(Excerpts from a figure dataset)
— Start —

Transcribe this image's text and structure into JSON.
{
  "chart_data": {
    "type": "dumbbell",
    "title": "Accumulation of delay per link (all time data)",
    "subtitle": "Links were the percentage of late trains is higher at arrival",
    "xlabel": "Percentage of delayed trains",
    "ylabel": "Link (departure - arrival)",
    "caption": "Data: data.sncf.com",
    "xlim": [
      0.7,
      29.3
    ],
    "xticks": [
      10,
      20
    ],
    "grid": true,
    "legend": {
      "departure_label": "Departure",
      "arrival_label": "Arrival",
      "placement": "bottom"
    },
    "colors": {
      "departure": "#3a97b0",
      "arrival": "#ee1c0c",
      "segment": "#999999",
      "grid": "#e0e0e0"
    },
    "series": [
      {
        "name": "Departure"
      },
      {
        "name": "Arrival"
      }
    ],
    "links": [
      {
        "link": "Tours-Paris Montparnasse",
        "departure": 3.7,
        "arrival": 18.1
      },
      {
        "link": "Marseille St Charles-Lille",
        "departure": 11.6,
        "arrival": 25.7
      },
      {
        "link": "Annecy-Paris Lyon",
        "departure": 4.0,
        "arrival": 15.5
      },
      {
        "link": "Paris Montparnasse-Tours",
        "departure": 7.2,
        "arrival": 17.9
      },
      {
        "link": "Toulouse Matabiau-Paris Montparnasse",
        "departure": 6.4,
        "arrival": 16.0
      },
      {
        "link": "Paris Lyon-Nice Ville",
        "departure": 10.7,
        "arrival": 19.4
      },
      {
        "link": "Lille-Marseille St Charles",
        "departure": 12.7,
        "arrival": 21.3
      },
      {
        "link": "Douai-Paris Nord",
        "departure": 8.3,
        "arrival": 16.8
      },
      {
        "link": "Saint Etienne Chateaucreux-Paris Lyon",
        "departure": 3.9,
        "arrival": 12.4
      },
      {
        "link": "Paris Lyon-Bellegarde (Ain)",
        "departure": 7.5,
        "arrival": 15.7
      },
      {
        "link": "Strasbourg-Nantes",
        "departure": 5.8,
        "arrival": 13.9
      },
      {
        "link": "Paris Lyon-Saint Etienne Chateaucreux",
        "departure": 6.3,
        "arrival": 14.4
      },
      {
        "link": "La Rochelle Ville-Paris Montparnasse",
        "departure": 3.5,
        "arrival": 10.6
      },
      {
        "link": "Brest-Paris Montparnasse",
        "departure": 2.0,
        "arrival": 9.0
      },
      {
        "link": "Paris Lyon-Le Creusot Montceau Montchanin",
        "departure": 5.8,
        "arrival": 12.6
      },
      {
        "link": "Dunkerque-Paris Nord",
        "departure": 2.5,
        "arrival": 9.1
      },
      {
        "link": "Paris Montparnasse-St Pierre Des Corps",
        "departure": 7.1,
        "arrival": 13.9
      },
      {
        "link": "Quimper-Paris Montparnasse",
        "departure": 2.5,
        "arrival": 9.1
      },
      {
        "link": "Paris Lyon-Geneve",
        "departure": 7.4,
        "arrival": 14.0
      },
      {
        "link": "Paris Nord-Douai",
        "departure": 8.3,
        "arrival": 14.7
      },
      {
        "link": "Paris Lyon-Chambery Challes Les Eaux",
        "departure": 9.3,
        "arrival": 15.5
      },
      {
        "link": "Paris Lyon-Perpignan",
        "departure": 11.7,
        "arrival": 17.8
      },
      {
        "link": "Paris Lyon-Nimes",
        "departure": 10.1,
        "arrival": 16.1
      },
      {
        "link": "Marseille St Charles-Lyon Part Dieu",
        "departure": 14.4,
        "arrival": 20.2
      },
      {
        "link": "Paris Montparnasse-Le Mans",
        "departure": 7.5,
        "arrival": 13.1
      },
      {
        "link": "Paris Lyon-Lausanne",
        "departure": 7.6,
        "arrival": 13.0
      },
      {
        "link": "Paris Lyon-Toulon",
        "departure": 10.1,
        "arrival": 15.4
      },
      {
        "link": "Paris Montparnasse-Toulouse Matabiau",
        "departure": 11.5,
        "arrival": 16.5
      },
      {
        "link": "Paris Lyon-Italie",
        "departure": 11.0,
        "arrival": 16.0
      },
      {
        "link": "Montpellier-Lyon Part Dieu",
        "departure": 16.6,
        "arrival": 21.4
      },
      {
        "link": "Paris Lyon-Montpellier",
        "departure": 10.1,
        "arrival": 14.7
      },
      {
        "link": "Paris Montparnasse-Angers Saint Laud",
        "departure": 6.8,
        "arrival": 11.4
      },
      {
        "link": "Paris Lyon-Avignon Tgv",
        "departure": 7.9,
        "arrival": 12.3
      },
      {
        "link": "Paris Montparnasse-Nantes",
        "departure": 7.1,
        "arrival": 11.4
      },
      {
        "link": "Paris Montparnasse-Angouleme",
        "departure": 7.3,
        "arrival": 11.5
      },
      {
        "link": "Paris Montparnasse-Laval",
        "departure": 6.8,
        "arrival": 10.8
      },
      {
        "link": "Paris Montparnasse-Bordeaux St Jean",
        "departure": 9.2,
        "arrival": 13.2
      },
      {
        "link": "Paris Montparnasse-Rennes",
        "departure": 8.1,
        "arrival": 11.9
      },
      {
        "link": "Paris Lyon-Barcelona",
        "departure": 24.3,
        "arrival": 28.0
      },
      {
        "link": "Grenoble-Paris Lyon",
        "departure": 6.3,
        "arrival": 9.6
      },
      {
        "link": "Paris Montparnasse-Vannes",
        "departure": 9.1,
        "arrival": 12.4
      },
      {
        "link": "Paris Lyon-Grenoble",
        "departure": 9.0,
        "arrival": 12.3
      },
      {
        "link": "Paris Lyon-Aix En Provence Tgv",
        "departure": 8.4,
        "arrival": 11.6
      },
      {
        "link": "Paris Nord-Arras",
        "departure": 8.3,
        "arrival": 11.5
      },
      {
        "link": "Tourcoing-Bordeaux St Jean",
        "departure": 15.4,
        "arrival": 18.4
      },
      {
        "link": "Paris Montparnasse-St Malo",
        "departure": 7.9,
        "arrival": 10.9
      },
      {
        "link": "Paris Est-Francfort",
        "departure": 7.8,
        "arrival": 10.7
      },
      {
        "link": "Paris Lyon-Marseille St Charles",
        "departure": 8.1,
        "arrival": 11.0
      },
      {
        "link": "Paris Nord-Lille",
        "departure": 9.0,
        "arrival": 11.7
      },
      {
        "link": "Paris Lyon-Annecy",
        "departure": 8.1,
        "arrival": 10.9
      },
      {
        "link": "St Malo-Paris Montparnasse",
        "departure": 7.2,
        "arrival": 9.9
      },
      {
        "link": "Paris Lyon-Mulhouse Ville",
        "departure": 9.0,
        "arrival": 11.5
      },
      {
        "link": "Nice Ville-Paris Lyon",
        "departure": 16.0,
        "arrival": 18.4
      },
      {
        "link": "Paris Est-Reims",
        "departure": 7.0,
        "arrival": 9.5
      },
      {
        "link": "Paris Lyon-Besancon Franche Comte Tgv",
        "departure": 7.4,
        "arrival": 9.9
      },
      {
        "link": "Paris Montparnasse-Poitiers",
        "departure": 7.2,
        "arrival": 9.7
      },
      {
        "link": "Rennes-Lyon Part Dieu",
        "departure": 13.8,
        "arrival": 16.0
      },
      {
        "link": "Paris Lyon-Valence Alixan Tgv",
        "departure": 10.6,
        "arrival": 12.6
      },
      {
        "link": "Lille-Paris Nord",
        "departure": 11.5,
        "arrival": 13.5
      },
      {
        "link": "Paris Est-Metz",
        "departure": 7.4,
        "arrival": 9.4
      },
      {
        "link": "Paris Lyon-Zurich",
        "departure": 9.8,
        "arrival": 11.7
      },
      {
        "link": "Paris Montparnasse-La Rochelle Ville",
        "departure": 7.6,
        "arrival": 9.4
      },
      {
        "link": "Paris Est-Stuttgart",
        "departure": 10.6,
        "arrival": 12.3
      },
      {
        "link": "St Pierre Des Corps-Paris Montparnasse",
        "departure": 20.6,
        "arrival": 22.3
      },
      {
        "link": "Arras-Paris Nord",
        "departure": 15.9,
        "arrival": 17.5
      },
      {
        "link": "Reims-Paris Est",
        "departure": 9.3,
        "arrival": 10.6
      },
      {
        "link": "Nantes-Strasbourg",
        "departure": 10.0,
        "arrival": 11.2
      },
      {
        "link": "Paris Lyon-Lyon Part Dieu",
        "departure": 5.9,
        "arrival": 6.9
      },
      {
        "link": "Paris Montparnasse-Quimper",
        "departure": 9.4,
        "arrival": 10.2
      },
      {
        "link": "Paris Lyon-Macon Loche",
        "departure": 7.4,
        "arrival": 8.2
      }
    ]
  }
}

— End —

What you will do:
From the data above, pick out each line containing "Quimper" and copy it.

Response to this exercise:
        "link": "Quimper-Paris Montparnasse",
        "link": "Paris Montparnasse-Quimper",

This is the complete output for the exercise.